WHAT YOU WILL DO:
Gather each line below that contains the string "ship", copying every such line in full.
--- begin ---
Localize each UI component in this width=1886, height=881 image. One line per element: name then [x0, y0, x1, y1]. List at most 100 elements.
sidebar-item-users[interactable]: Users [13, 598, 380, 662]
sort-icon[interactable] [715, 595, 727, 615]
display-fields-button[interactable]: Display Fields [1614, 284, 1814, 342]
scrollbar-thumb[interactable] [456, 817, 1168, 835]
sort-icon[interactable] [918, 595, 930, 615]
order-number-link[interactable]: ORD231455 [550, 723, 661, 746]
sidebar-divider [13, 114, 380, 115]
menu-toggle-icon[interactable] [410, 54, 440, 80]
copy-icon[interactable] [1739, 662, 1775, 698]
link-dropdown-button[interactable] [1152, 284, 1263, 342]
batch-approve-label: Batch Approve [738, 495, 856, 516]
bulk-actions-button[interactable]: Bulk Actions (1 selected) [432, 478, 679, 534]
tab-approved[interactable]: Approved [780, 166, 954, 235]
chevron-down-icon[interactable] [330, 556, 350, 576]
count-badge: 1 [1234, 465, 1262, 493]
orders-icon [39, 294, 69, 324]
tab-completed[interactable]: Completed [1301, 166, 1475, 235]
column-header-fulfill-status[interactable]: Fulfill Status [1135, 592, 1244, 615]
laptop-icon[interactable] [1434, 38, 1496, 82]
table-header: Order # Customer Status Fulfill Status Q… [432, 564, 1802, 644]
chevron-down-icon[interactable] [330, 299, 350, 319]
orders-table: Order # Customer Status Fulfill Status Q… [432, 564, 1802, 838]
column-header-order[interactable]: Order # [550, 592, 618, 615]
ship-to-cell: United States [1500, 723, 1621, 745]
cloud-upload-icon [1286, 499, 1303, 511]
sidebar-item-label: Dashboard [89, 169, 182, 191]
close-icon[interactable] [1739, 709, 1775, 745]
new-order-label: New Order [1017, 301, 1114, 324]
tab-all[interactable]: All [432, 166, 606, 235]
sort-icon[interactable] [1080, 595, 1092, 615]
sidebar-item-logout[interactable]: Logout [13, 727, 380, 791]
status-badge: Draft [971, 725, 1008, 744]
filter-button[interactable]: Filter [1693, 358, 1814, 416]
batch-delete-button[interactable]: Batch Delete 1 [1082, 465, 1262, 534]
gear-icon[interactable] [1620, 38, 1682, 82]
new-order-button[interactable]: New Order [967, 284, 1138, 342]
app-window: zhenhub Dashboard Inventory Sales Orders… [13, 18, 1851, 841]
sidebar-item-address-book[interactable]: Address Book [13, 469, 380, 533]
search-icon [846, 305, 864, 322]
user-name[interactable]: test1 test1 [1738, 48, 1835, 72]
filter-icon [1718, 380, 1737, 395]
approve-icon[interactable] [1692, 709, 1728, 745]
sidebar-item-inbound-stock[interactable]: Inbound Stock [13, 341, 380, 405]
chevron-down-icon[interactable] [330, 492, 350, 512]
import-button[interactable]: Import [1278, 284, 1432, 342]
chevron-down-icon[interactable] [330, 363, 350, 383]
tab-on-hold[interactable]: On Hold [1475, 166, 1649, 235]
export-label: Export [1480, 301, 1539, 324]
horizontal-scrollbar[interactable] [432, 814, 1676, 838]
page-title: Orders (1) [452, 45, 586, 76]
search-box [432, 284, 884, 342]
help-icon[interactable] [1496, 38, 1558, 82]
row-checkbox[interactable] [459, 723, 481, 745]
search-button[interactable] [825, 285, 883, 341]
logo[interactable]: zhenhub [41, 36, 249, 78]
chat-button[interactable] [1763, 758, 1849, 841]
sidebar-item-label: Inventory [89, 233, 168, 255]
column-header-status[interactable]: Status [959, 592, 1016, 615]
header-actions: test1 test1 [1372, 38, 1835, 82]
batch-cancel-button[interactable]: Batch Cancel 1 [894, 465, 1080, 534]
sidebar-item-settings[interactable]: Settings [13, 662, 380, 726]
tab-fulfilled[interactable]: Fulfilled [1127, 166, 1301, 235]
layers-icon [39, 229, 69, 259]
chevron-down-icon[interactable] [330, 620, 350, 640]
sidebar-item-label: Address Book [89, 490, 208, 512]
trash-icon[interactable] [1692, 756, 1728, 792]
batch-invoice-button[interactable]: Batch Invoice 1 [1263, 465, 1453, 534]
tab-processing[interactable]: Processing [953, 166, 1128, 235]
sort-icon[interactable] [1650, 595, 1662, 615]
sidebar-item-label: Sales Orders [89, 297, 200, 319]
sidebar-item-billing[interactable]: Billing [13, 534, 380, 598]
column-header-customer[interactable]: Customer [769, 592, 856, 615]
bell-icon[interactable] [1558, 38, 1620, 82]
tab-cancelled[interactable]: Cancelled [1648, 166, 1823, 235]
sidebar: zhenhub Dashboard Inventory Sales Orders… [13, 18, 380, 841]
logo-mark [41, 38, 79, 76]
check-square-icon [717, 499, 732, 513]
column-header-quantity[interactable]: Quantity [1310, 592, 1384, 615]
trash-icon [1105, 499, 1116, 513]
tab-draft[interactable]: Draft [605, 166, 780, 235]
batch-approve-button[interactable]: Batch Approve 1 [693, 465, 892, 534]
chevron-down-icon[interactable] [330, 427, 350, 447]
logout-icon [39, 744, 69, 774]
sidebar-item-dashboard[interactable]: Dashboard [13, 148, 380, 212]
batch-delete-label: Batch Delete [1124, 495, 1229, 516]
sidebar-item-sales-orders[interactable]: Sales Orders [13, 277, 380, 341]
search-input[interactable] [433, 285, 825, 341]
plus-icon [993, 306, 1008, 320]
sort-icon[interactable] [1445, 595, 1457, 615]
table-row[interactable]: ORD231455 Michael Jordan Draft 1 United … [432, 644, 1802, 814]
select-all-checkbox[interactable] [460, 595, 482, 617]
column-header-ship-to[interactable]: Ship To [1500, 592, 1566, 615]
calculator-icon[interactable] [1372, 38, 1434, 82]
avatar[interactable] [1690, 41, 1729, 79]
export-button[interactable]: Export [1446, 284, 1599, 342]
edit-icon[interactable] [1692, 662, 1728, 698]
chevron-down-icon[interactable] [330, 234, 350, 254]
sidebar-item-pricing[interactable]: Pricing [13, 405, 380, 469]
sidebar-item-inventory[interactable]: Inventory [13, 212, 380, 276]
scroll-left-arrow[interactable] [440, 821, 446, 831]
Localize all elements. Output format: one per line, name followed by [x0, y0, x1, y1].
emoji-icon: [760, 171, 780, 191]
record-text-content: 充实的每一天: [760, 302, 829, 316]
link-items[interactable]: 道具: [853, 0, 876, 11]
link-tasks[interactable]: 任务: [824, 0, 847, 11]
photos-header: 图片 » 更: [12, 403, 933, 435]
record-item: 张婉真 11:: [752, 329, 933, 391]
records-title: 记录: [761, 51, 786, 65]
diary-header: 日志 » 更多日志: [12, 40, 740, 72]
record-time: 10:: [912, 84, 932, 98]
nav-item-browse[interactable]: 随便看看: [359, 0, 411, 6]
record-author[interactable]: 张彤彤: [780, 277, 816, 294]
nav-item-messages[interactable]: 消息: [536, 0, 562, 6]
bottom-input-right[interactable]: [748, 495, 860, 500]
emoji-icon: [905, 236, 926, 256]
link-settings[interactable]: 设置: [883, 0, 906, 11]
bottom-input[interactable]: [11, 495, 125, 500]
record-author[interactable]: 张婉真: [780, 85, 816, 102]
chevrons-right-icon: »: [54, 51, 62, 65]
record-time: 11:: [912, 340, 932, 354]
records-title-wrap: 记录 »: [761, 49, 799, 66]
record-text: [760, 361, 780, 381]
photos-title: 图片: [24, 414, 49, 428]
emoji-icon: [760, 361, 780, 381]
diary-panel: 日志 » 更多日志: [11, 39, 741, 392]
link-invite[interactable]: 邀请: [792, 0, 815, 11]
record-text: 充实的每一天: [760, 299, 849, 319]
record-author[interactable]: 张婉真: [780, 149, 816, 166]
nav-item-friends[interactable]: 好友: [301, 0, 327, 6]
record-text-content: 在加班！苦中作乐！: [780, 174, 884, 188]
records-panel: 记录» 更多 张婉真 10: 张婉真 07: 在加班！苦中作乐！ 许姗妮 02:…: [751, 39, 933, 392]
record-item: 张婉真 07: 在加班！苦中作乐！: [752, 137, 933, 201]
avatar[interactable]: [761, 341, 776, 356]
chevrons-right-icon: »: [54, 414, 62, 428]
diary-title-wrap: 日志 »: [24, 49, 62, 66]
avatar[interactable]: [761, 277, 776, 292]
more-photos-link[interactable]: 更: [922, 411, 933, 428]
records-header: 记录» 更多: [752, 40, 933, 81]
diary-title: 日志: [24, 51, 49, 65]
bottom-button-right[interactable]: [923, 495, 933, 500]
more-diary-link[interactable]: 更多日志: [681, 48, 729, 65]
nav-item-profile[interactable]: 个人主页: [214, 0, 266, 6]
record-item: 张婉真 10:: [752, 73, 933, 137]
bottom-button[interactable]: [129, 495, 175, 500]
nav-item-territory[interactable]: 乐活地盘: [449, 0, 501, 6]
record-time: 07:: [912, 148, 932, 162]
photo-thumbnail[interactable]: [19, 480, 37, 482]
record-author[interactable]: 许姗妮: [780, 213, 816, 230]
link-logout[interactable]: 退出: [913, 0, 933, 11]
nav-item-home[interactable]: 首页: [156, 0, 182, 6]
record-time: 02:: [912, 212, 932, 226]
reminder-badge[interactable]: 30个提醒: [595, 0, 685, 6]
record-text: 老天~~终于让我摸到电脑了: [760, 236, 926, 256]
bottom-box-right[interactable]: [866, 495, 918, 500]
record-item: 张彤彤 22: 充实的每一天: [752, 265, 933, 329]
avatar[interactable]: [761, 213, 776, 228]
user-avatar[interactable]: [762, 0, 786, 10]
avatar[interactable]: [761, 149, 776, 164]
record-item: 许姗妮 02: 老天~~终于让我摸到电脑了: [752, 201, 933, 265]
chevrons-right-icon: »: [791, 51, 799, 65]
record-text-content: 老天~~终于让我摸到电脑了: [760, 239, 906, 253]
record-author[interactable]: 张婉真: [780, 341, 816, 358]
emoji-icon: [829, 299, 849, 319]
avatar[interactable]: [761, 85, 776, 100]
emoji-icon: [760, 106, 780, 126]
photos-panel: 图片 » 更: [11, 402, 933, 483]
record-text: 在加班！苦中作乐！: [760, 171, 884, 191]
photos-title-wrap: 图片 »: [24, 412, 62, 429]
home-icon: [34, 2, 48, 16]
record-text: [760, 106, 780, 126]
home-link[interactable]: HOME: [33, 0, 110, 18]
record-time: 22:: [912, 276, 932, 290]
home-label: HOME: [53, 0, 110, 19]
--- end ---
TASK RESPONSE:
ship-to-cell: United States [1500, 723, 1621, 745]
column-header-ship-to[interactable]: Ship To [1500, 592, 1566, 615]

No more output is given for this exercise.